TASK PROMPT: Please write out the material that follows, exactly as it stands.

STORED RECORDS:
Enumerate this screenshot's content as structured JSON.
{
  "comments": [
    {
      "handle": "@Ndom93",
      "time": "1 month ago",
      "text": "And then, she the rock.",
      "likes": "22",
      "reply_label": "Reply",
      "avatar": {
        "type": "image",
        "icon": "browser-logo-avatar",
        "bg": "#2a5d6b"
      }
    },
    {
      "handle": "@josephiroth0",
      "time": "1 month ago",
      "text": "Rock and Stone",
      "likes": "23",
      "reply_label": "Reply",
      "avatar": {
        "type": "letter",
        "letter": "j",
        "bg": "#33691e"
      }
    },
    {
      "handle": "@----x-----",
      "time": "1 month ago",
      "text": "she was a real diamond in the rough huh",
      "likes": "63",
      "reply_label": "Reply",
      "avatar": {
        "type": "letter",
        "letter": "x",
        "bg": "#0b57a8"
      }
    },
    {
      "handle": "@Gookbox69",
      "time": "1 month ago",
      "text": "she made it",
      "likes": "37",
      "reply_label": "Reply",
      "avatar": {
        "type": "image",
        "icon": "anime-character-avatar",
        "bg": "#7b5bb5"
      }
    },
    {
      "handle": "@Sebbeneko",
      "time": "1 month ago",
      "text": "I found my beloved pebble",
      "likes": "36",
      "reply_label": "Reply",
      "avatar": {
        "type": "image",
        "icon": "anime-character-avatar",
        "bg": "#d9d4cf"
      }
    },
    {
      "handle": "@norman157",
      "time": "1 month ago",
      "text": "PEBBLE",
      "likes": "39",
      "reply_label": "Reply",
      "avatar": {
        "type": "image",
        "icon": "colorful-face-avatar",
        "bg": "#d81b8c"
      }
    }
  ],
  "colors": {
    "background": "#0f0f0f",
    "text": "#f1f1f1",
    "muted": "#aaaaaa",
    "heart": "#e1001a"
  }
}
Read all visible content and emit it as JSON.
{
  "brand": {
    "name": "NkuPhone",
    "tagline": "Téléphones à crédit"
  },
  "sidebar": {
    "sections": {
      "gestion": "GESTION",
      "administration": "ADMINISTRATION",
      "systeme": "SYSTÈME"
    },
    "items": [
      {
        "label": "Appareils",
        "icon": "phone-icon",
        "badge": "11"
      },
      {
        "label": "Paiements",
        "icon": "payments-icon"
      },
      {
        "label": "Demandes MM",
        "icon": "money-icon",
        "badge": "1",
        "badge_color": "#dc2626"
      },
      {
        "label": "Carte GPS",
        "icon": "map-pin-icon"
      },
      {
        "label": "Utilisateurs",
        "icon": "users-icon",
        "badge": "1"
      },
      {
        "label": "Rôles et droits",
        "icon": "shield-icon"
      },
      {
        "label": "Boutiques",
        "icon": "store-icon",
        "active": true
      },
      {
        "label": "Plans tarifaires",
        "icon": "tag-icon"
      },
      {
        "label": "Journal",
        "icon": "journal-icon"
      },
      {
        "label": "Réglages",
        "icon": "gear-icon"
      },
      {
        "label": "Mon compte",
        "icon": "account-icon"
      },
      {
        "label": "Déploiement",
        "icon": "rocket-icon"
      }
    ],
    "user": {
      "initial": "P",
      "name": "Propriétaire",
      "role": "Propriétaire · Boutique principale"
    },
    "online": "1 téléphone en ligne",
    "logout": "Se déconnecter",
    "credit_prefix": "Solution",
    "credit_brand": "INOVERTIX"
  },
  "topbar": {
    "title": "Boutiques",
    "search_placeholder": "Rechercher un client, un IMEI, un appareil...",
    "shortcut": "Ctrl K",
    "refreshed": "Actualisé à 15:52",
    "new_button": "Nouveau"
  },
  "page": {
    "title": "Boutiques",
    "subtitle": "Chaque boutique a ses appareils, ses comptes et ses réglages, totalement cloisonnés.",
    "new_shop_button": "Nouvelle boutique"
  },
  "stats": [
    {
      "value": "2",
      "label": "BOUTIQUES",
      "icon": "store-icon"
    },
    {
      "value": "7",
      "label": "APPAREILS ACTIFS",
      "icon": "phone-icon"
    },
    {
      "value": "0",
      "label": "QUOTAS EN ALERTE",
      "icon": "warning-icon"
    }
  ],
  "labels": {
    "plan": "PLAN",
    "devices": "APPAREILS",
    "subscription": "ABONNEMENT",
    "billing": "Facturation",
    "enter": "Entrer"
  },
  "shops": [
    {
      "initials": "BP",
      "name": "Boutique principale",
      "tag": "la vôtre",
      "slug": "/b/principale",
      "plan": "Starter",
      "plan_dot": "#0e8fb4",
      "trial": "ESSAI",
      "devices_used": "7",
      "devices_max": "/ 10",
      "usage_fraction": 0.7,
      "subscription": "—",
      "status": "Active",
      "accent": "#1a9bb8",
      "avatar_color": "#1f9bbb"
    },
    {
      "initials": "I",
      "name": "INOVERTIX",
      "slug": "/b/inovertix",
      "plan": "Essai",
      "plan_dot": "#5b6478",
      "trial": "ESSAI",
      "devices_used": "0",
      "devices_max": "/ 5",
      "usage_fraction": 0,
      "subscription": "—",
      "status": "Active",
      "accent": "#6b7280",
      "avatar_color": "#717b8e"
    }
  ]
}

REPLY:
Enumerate this screenshot's content as structured JSON.
{
  "comments": [
    {
      "handle": "@Ndom93",
      "time": "1 month ago",
      "text": "And then, she the rock.",
      "likes": "22",
      "reply_label": "Reply",
      "avatar": {
        "type": "image",
        "icon": "browser-logo-avatar",
        "bg": "#2a5d6b"
      }
    },
    {
      "handle": "@josephiroth0",
      "time": "1 month ago",
      "text": "Rock and Stone",
      "likes": "23",
      "reply_label": "Reply",
      "avatar": {
        "type": "letter",
        "letter": "j",
        "bg": "#33691e"
      }
    },
    {
      "handle": "@----x-----",
      "time": "1 month ago",
      "text": "she was a real diamond in the rough huh",
      "likes": "63",
      "reply_label": "Reply",
      "avatar": {
        "type": "letter",
        "letter": "x",
        "bg": "#0b57a8"
      }
    },
    {
      "handle": "@Gookbox69",
      "time": "1 month ago",
      "text": "she made it",
      "likes": "37",
      "reply_label": "Reply",
      "avatar": {
        "type": "image",
        "icon": "anime-character-avatar",
        "bg": "#7b5bb5"
      }
    },
    {
      "handle": "@Sebbeneko",
      "time": "1 month ago",
      "text": "I found my beloved pebble",
      "likes": "36",
      "reply_label": "Reply",
      "avatar": {
        "type": "image",
        "icon": "anime-character-avatar",
        "bg": "#d9d4cf"
      }
    },
    {
      "handle": "@norman157",
      "time": "1 month ago",
      "text": "PEBBLE",
      "likes": "39",
      "reply_label": "Reply",
      "avatar": {
        "type": "image",
        "icon": "colorful-face-avatar",
        "bg": "#d81b8c"
      }
    }
  ],
  "colors": {
    "background": "#0f0f0f",
    "text": "#f1f1f1",
    "muted": "#aaaaaa",
    "heart": "#e1001a"
  }
}
Read all visible content and emit it as JSON.
{
  "brand": {
    "name": "NkuPhone",
    "tagline": "Téléphones à crédit"
  },
  "sidebar": {
    "sections": {
      "gestion": "GESTION",
      "administration": "ADMINISTRATION",
      "systeme": "SYSTÈME"
    },
    "items": [
      {
        "label": "Appareils",
        "icon": "phone-icon",
        "badge": "11"
      },
      {
        "label": "Paiements",
        "icon": "payments-icon"
      },
      {
        "label": "Demandes MM",
        "icon": "money-icon",
        "badge": "1",
        "badge_color": "#dc2626"
      },
      {
        "label": "Carte GPS",
        "icon": "map-pin-icon"
      },
      {
        "label": "Utilisateurs",
        "icon": "users-icon",
        "badge": "1"
      },
      {
        "label": "Rôles et droits",
        "icon": "shield-icon"
      },
      {
        "label": "Boutiques",
        "icon": "store-icon",
        "active": true
      },
      {
        "label": "Plans tarifaires",
        "icon": "tag-icon"
      },
      {
        "label": "Journal",
        "icon": "journal-icon"
      },
      {
        "label": "Réglages",
        "icon": "gear-icon"
      },
      {
        "label": "Mon compte",
        "icon": "account-icon"
      },
      {
        "label": "Déploiement",
        "icon": "rocket-icon"
      }
    ],
    "user": {
      "initial": "P",
      "name": "Propriétaire",
      "role": "Propriétaire · Boutique principale"
    },
    "online": "1 téléphone en ligne",
    "logout": "Se déconnecter",
    "credit_prefix": "Solution",
    "credit_brand": "INOVERTIX"
  },
  "topbar": {
    "title": "Boutiques",
    "search_placeholder": "Rechercher un client, un IMEI, un appareil...",
    "shortcut": "Ctrl K",
    "refreshed": "Actualisé à 15:52",
    "new_button": "Nouveau"
  },
  "page": {
    "title": "Boutiques",
    "subtitle": "Chaque boutique a ses appareils, ses comptes et ses réglages, totalement cloisonnés.",
    "new_shop_button": "Nouvelle boutique"
  },
  "stats": [
    {
      "value": "2",
      "label": "BOUTIQUES",
      "icon": "store-icon"
    },
    {
      "value": "7",
      "label": "APPAREILS ACTIFS",
      "icon": "phone-icon"
    },
    {
      "value": "0",
      "label": "QUOTAS EN ALERTE",
      "icon": "warning-icon"
    }
  ],
  "labels": {
    "plan": "PLAN",
    "devices": "APPAREILS",
    "subscription": "ABONNEMENT",
    "billing": "Facturation",
    "enter": "Entrer"
  },
  "shops": [
    {
      "initials": "BP",
      "name": "Boutique principale",
      "tag": "la vôtre",
      "slug": "/b/principale",
      "plan": "Starter",
      "plan_dot": "#0e8fb4",
      "trial": "ESSAI",
      "devices_used": "7",
      "devices_max": "/ 10",
      "usage_fraction": 0.7,
      "subscription": "—",
      "status": "Active",
      "accent": "#1a9bb8",
      "avatar_color": "#1f9bbb"
    },
    {
      "initials": "I",
      "name": "INOVERTIX",
      "slug": "/b/inovertix",
      "plan": "Essai",
      "plan_dot": "#5b6478",
      "trial": "ESSAI",
      "devices_used": "0",
      "devices_max": "/ 5",
      "usage_fraction": 0,
      "subscription": "—",
      "status": "Active",
      "accent": "#6b7280",
      "avatar_color": "#717b8e"
    }
  ]
}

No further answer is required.